What you have to do |
Write out all entries word for word.

+++

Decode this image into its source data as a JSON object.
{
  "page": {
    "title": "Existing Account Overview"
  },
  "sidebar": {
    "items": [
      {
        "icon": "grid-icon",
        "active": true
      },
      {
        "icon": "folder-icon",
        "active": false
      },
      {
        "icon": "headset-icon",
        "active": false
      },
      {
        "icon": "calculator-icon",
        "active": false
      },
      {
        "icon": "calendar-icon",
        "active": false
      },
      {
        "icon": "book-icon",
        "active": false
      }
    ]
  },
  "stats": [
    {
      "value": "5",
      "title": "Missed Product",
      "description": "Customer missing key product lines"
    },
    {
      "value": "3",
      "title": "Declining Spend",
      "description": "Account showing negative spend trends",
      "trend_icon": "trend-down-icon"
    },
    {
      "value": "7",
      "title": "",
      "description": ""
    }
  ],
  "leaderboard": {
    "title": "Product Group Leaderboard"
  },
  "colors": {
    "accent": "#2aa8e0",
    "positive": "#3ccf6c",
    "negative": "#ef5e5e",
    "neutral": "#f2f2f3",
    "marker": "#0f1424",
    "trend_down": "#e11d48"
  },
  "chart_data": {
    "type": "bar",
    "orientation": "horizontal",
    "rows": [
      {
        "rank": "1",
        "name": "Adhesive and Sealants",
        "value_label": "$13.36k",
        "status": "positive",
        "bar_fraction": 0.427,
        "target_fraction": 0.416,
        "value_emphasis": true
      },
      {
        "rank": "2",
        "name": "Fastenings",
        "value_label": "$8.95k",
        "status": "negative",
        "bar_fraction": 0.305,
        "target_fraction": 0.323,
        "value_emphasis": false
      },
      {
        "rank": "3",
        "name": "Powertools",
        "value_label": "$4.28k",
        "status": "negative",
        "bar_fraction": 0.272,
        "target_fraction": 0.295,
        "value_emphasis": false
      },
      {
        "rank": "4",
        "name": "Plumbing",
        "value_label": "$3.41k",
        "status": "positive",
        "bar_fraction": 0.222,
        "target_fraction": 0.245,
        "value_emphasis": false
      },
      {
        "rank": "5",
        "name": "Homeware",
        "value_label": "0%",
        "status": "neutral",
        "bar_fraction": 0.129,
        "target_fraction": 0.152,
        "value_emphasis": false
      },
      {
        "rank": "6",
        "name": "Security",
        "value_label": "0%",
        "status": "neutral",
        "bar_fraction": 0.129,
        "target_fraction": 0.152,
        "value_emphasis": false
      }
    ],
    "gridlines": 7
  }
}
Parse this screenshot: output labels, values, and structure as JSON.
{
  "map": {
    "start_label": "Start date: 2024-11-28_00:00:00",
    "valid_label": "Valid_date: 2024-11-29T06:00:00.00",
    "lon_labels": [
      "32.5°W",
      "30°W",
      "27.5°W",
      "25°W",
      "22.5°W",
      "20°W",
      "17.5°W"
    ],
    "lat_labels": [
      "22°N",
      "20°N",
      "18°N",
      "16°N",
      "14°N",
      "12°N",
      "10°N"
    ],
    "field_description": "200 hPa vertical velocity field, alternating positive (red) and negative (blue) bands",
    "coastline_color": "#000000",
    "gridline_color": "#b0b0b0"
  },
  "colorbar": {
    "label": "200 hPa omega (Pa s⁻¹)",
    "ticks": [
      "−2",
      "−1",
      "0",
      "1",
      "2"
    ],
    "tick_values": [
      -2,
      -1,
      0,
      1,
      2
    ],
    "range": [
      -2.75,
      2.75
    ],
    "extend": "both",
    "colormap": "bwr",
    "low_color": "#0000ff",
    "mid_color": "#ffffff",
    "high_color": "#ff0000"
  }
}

+++

Expected output |
Decode this image into its source data as a JSON object.
{
  "page": {
    "title": "Existing Account Overview"
  },
  "sidebar": {
    "items": [
      {
        "icon": "grid-icon",
        "active": true
      },
      {
        "icon": "folder-icon",
        "active": false
      },
      {
        "icon": "headset-icon",
        "active": false
      },
      {
        "icon": "calculator-icon",
        "active": false
      },
      {
        "icon": "calendar-icon",
        "active": false
      },
      {
        "icon": "book-icon",
        "active": false
      }
    ]
  },
  "stats": [
    {
      "value": "5",
      "title": "Missed Product",
      "description": "Customer missing key product lines"
    },
    {
      "value": "3",
      "title": "Declining Spend",
      "description": "Account showing negative spend trends",
      "trend_icon": "trend-down-icon"
    },
    {
      "value": "7",
      "title": "",
      "description": ""
    }
  ],
  "leaderboard": {
    "title": "Product Group Leaderboard"
  },
  "colors": {
    "accent": "#2aa8e0",
    "positive": "#3ccf6c",
    "negative": "#ef5e5e",
    "neutral": "#f2f2f3",
    "marker": "#0f1424",
    "trend_down": "#e11d48"
  },
  "chart_data": {
    "type": "bar",
    "orientation": "horizontal",
    "rows": [
      {
        "rank": "1",
        "name": "Adhesive and Sealants",
        "value_label": "$13.36k",
        "status": "positive",
        "bar_fraction": 0.427,
        "target_fraction": 0.416,
        "value_emphasis": true
      },
      {
        "rank": "2",
        "name": "Fastenings",
        "value_label": "$8.95k",
        "status": "negative",
        "bar_fraction": 0.305,
        "target_fraction": 0.323,
        "value_emphasis": false
      },
      {
        "rank": "3",
        "name": "Powertools",
        "value_label": "$4.28k",
        "status": "negative",
        "bar_fraction": 0.272,
        "target_fraction": 0.295,
        "value_emphasis": false
      },
      {
        "rank": "4",
        "name": "Plumbing",
        "value_label": "$3.41k",
        "status": "positive",
        "bar_fraction": 0.222,
        "target_fraction": 0.245,
        "value_emphasis": false
      },
      {
        "rank": "5",
        "name": "Homeware",
        "value_label": "0%",
        "status": "neutral",
        "bar_fraction": 0.129,
        "target_fraction": 0.152,
        "value_emphasis": false
      },
      {
        "rank": "6",
        "name": "Security",
        "value_label": "0%",
        "status": "neutral",
        "bar_fraction": 0.129,
        "target_fraction": 0.152,
        "value_emphasis": false
      }
    ],
    "gridlines": 7
  }
}
Parse this screenshot: output labels, values, and structure as JSON.
{
  "map": {
    "start_label": "Start date: 2024-11-28_00:00:00",
    "valid_label": "Valid_date: 2024-11-29T06:00:00.00",
    "lon_labels": [
      "32.5°W",
      "30°W",
      "27.5°W",
      "25°W",
      "22.5°W",
      "20°W",
      "17.5°W"
    ],
    "lat_labels": [
      "22°N",
      "20°N",
      "18°N",
      "16°N",
      "14°N",
      "12°N",
      "10°N"
    ],
    "field_description": "200 hPa vertical velocity field, alternating positive (red) and negative (blue) bands",
    "coastline_color": "#000000",
    "gridline_color": "#b0b0b0"
  },
  "colorbar": {
    "label": "200 hPa omega (Pa s⁻¹)",
    "ticks": [
      "−2",
      "−1",
      "0",
      "1",
      "2"
    ],
    "tick_values": [
      -2,
      -1,
      0,
      1,
      2
    ],
    "range": [
      -2.75,
      2.75
    ],
    "extend": "both",
    "colormap": "bwr",
    "low_color": "#0000ff",
    "mid_color": "#ffffff",
    "high_color": "#ff0000"
  }
}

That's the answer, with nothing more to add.